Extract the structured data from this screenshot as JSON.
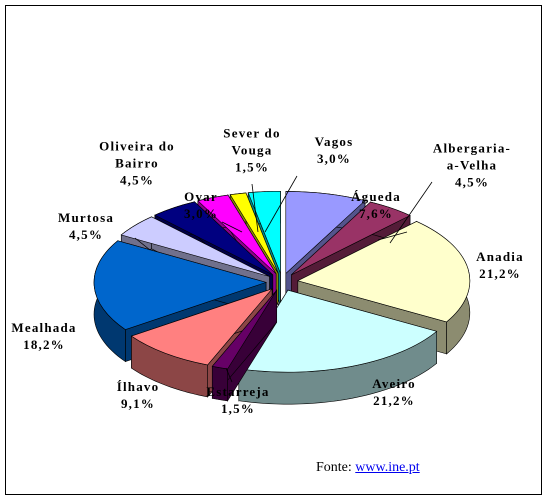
{
  "chart_data": {
    "type": "pie3d",
    "categories": [
      "Águeda",
      "Albergaria-a-Velha",
      "Anadia",
      "Aveiro",
      "Estarreja",
      "Ílhavo",
      "Mealhada",
      "Murtosa",
      "Oliveira do Bairro",
      "Ovar",
      "Sever do Vouga",
      "Vagos"
    ],
    "values": [
      7.6,
      4.5,
      21.2,
      21.2,
      1.5,
      9.1,
      18.2,
      4.5,
      4.5,
      3.0,
      1.5,
      3.0
    ],
    "value_labels": [
      "7,6%",
      "4,5%",
      "21,2%",
      "21,2%",
      "1,5%",
      "9,1%",
      "18,2%",
      "4,5%",
      "4,5%",
      "3,0%",
      "1,5%",
      "3,0%"
    ],
    "colors": [
      "#9999ff",
      "#993366",
      "#ffffcc",
      "#ccffff",
      "#660066",
      "#ff8080",
      "#0066cc",
      "#ccccff",
      "#000080",
      "#ff00ff",
      "#ffff00",
      "#00ffff"
    ]
  },
  "source": {
    "label": "Fonte:",
    "link": "www.ine.pt"
  }
}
************
TASK REQUIREMENTS: Every record above must be given again exactly; drop the pictures.

TASK OUTPUT:
Extract the structured data from this screenshot as JSON.
{
  "chart_data": {
    "type": "pie3d",
    "categories": [
      "Águeda",
      "Albergaria-a-Velha",
      "Anadia",
      "Aveiro",
      "Estarreja",
      "Ílhavo",
      "Mealhada",
      "Murtosa",
      "Oliveira do Bairro",
      "Ovar",
      "Sever do Vouga",
      "Vagos"
    ],
    "values": [
      7.6,
      4.5,
      21.2,
      21.2,
      1.5,
      9.1,
      18.2,
      4.5,
      4.5,
      3.0,
      1.5,
      3.0
    ],
    "value_labels": [
      "7,6%",
      "4,5%",
      "21,2%",
      "21,2%",
      "1,5%",
      "9,1%",
      "18,2%",
      "4,5%",
      "4,5%",
      "3,0%",
      "1,5%",
      "3,0%"
    ],
    "colors": [
      "#9999ff",
      "#993366",
      "#ffffcc",
      "#ccffff",
      "#660066",
      "#ff8080",
      "#0066cc",
      "#ccccff",
      "#000080",
      "#ff00ff",
      "#ffff00",
      "#00ffff"
    ]
  },
  "source": {
    "label": "Fonte:",
    "link": "www.ine.pt"
  }
}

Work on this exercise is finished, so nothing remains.